THE TASK ▸ Transcribe the lines in the records below, beginning at the line that contains "page-link[interactable]: 10 bbox=[261, 1376, 275, 1393]" and stopping after the line that contains "collections-count: Number of Collections: 16". Include both of those lines.

RECORDS TO USE ▸
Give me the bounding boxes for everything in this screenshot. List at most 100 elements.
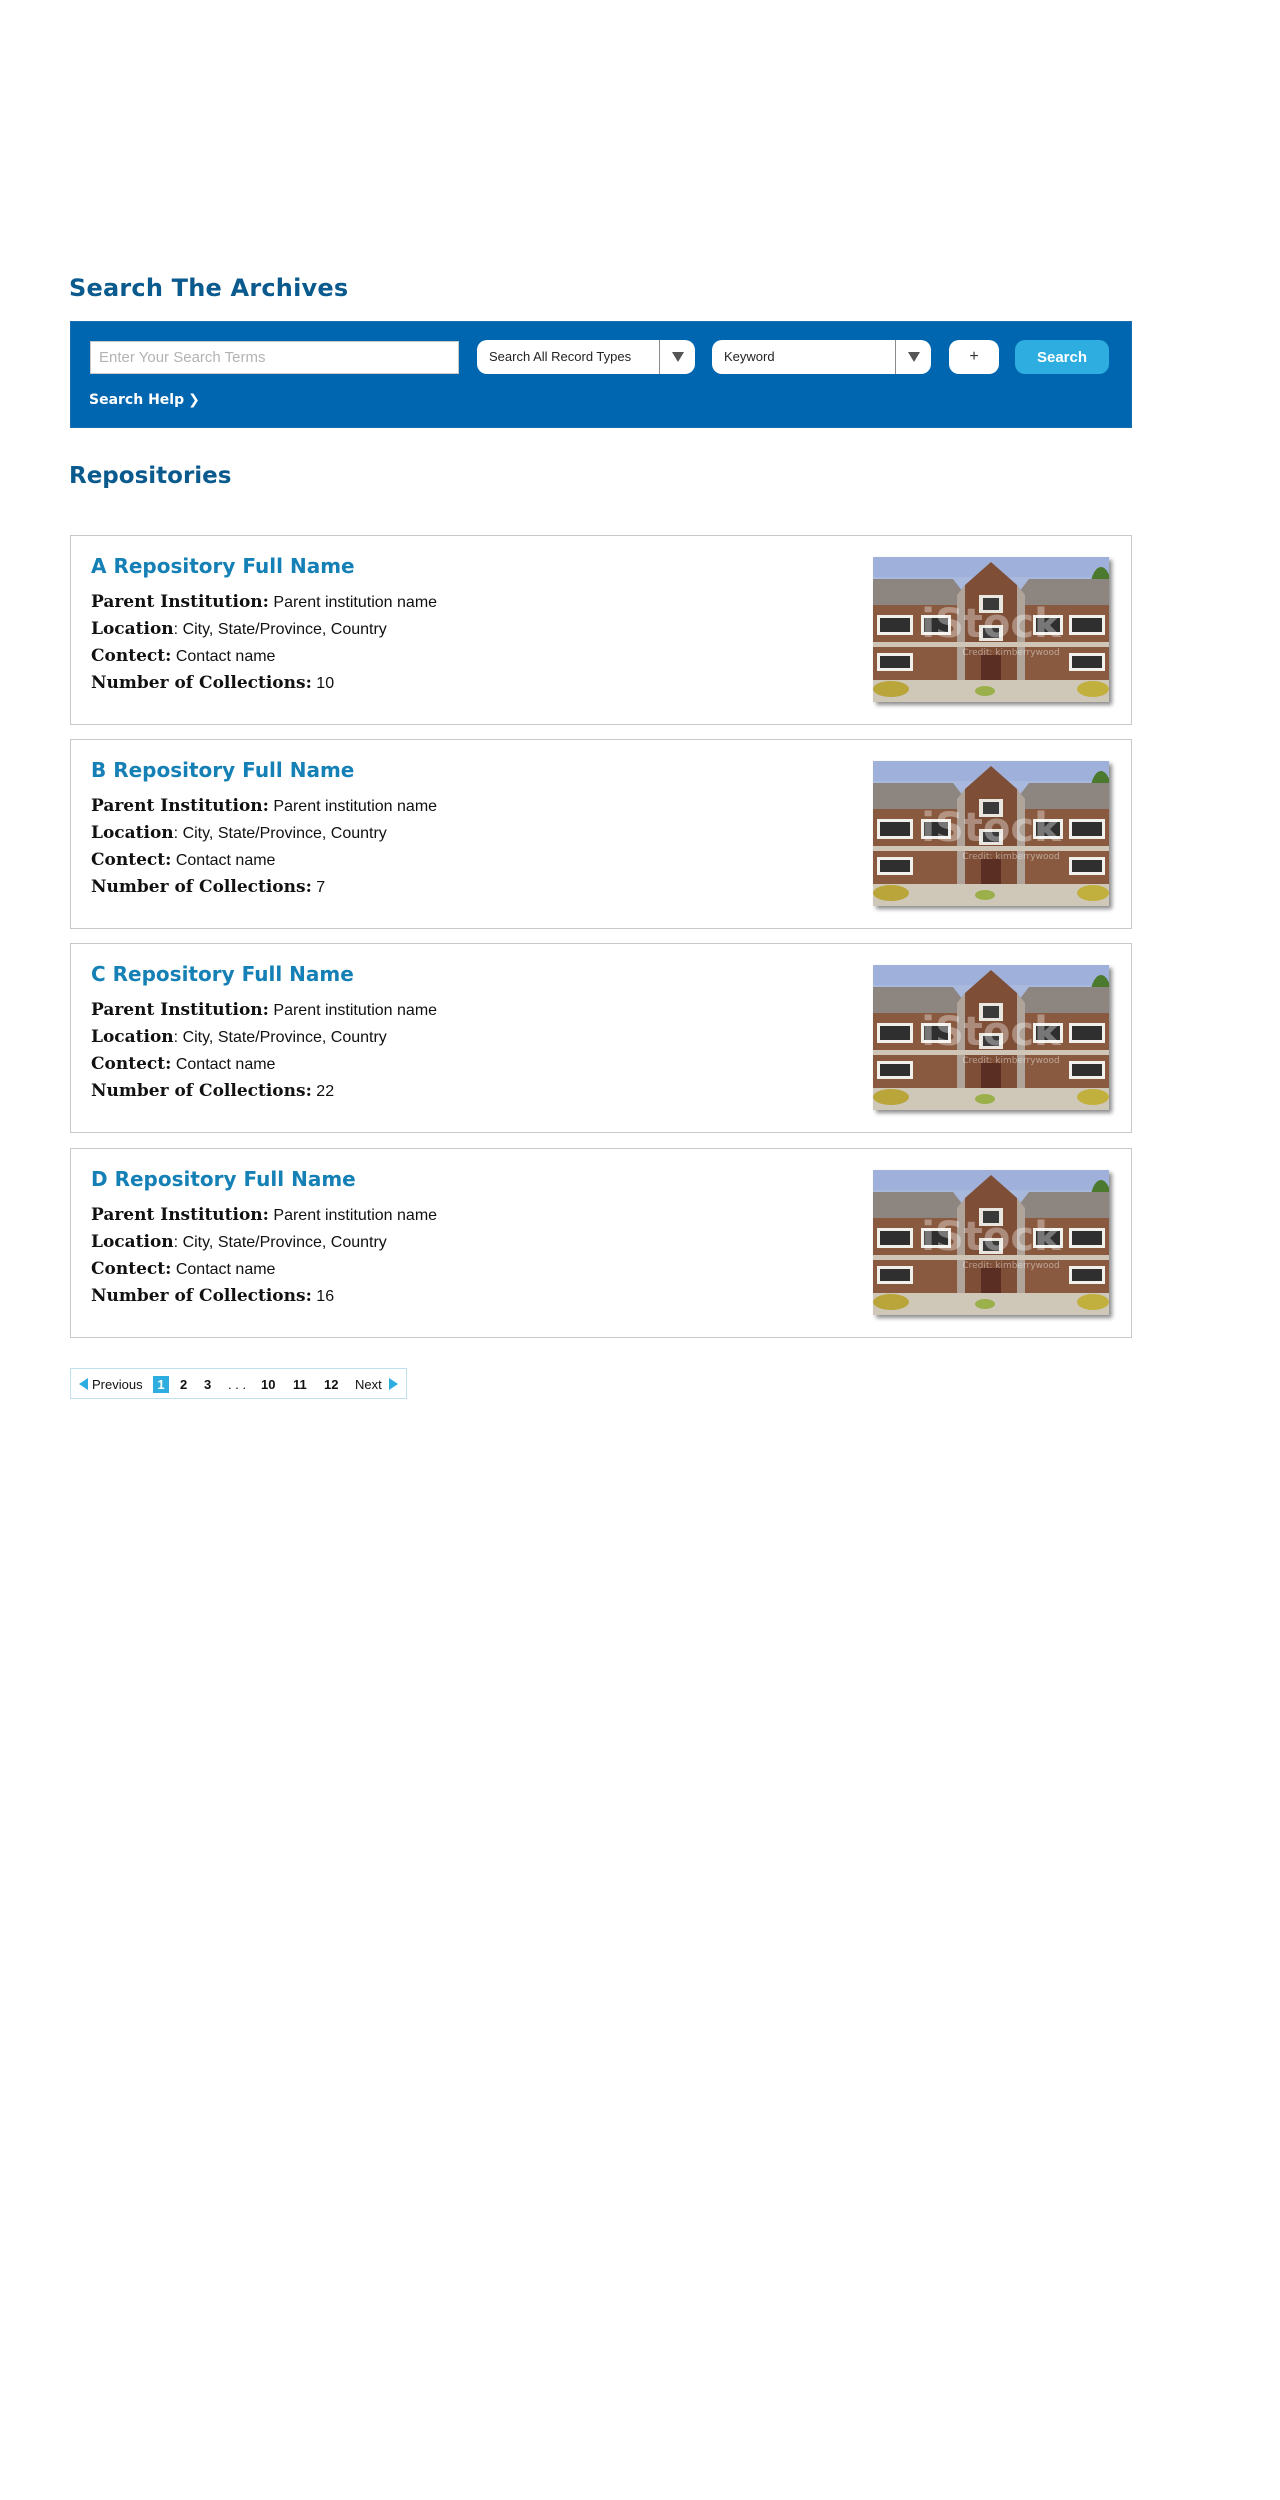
page-link[interactable]: 10 bbox=[261, 1376, 275, 1393]
page-ellipsis: . . . bbox=[228, 1377, 247, 1392]
watermark-credit: Credit: kimberrywood bbox=[962, 1261, 1059, 1271]
search-field-value: Keyword bbox=[724, 349, 775, 364]
location: Location: City, State/Province, Country bbox=[91, 1232, 387, 1252]
repository-name-link[interactable]: A Repository Full Name bbox=[91, 554, 355, 578]
collections-count: Number of Collections: 16 bbox=[91, 1286, 334, 1306]
repository-card: D Repository Full Name Parent Institutio… bbox=[70, 1148, 1132, 1338]
collections-value: 10 bbox=[316, 675, 335, 692]
dropdown-arrow-icon bbox=[671, 352, 684, 362]
record-type-dropdown[interactable] bbox=[659, 340, 695, 374]
repository-card: A Repository Full Name Parent Institutio… bbox=[70, 535, 1132, 725]
repository-photo[interactable]: iStock Credit: kimberrywood bbox=[873, 965, 1109, 1110]
watermark-credit: Credit: kimberrywood bbox=[962, 648, 1059, 658]
search-help-label: Search Help bbox=[89, 392, 185, 408]
location-label: Location bbox=[91, 619, 174, 639]
search-field-dropdown[interactable] bbox=[895, 340, 931, 374]
collections-value: 7 bbox=[316, 879, 326, 896]
watermark: iStock bbox=[921, 1009, 1062, 1055]
previous-link[interactable]: Previous bbox=[92, 1376, 143, 1393]
page-link[interactable]: 2 bbox=[180, 1376, 187, 1393]
building-image: iStock Credit: kimberrywood bbox=[873, 965, 1109, 1110]
collections-value: 16 bbox=[316, 1288, 335, 1305]
watermark: iStock bbox=[921, 805, 1062, 851]
parent-institution: Parent Institution: Parent institution n… bbox=[91, 1205, 437, 1225]
section-title: Repositories bbox=[69, 463, 232, 489]
parent-institution-label: Parent Institution: bbox=[91, 796, 269, 816]
dropdown-arrow-icon bbox=[907, 352, 920, 362]
page-title: Search The Archives bbox=[69, 274, 349, 302]
contact-value: Contact name bbox=[175, 648, 276, 665]
parent-institution-label: Parent Institution: bbox=[91, 1205, 269, 1225]
collections-label: Number of Collections: bbox=[91, 1286, 312, 1306]
watermark-credit: Credit: kimberrywood bbox=[962, 852, 1059, 862]
page-link[interactable]: 3 bbox=[204, 1376, 211, 1393]
collections-count: Number of Collections: 7 bbox=[91, 877, 325, 897]
repository-name-link[interactable]: B Repository Full Name bbox=[91, 758, 354, 782]
contact-label: Contect: bbox=[91, 1259, 172, 1279]
search-input[interactable] bbox=[90, 341, 459, 374]
contact-value: Contact name bbox=[175, 852, 276, 869]
location-value: : City, State/Province, Country bbox=[173, 1234, 387, 1251]
prev-arrow-icon[interactable] bbox=[79, 1378, 88, 1390]
contact-label: Contect: bbox=[91, 1054, 172, 1074]
collections-count: Number of Collections: 10 bbox=[91, 673, 334, 693]
contact-value: Contact name bbox=[175, 1056, 276, 1073]
parent-institution-value: Parent institution name bbox=[273, 1207, 438, 1224]
location-value: : City, State/Province, Country bbox=[173, 825, 387, 842]
contact: Contect: Contact name bbox=[91, 646, 275, 666]
location-value: : City, State/Province, Country bbox=[173, 1029, 387, 1046]
search-field-select[interactable]: Keyword bbox=[712, 340, 931, 374]
repository-name-link[interactable]: D Repository Full Name bbox=[91, 1167, 356, 1191]
building-image: iStock Credit: kimberrywood bbox=[873, 557, 1109, 702]
location: Location: City, State/Province, Country bbox=[91, 823, 387, 843]
repository-card: B Repository Full Name Parent Institutio… bbox=[70, 739, 1132, 929]
search-help-link[interactable]: Search Help ❯ bbox=[89, 392, 200, 408]
parent-institution: Parent Institution: Parent institution n… bbox=[91, 1000, 437, 1020]
chevron-right-icon: ❯ bbox=[188, 392, 200, 408]
watermark: iStock bbox=[921, 1214, 1062, 1260]
search-button[interactable]: Search bbox=[1015, 340, 1109, 374]
page-link-current[interactable]: 1 bbox=[153, 1376, 169, 1393]
location: Location: City, State/Province, Country bbox=[91, 619, 387, 639]
record-type-select[interactable]: Search All Record Types bbox=[477, 340, 695, 374]
search-panel: Search All Record Types Keyword + Search… bbox=[70, 321, 1132, 428]
repository-card: C Repository Full Name Parent Institutio… bbox=[70, 943, 1132, 1133]
collections-label: Number of Collections: bbox=[91, 673, 312, 693]
contact-value: Contact name bbox=[175, 1261, 276, 1278]
parent-institution: Parent Institution: Parent institution n… bbox=[91, 592, 437, 612]
contact: Contect: Contact name bbox=[91, 1054, 275, 1074]
repository-photo[interactable]: iStock Credit: kimberrywood bbox=[873, 1170, 1109, 1315]
parent-institution: Parent Institution: Parent institution n… bbox=[91, 796, 437, 816]
pagination: Previous 1 2 3 . . . 10 11 12 Next bbox=[70, 1368, 407, 1399]
repository-name-link[interactable]: C Repository Full Name bbox=[91, 962, 354, 986]
add-criteria-button[interactable]: + bbox=[949, 340, 999, 374]
collections-value: 22 bbox=[316, 1083, 335, 1100]
location-label: Location bbox=[91, 1027, 174, 1047]
watermark: iStock bbox=[921, 601, 1062, 647]
location-label: Location bbox=[91, 823, 174, 843]
contact-label: Contect: bbox=[91, 850, 172, 870]
contact-label: Contect: bbox=[91, 646, 172, 666]
parent-institution-value: Parent institution name bbox=[273, 594, 438, 611]
parent-institution-label: Parent Institution: bbox=[91, 592, 269, 612]
collections-label: Number of Collections: bbox=[91, 877, 312, 897]
page-link[interactable]: 11 bbox=[293, 1376, 307, 1393]
collections-count: Number of Collections: 22 bbox=[91, 1081, 334, 1101]
parent-institution-value: Parent institution name bbox=[273, 1002, 438, 1019]
contact: Contect: Contact name bbox=[91, 1259, 275, 1279]
repository-photo[interactable]: iStock Credit: kimberrywood bbox=[873, 761, 1109, 906]
next-arrow-icon[interactable] bbox=[389, 1378, 398, 1390]
location-value: : City, State/Province, Country bbox=[173, 621, 387, 638]
parent-institution-value: Parent institution name bbox=[273, 798, 438, 815]
building-image: iStock Credit: kimberrywood bbox=[873, 1170, 1109, 1315]
page-link[interactable]: 12 bbox=[324, 1376, 338, 1393]
contact: Contect: Contact name bbox=[91, 850, 275, 870]
repository-photo[interactable]: iStock Credit: kimberrywood bbox=[873, 557, 1109, 702]
watermark-credit: Credit: kimberrywood bbox=[962, 1056, 1059, 1066]
location-label: Location bbox=[91, 1232, 174, 1252]
collections-label: Number of Collections: bbox=[91, 1081, 312, 1101]
building-image: iStock Credit: kimberrywood bbox=[873, 761, 1109, 906]
next-link[interactable]: Next bbox=[355, 1376, 382, 1393]
location: Location: City, State/Province, Country bbox=[91, 1027, 387, 1047]
parent-institution-label: Parent Institution: bbox=[91, 1000, 269, 1020]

TASK RESULT ▸
page-link[interactable]: 10 bbox=[261, 1376, 275, 1393]
page-ellipsis: . . . bbox=[228, 1377, 247, 1392]
watermark-credit: Credit: kimberrywood bbox=[962, 1261, 1059, 1271]
search-field-value: Keyword bbox=[724, 349, 775, 364]
location: Location: City, State/Province, Country bbox=[91, 1232, 387, 1252]
repository-name-link[interactable]: A Repository Full Name bbox=[91, 554, 355, 578]
collections-count: Number of Collections: 16 bbox=[91, 1286, 334, 1306]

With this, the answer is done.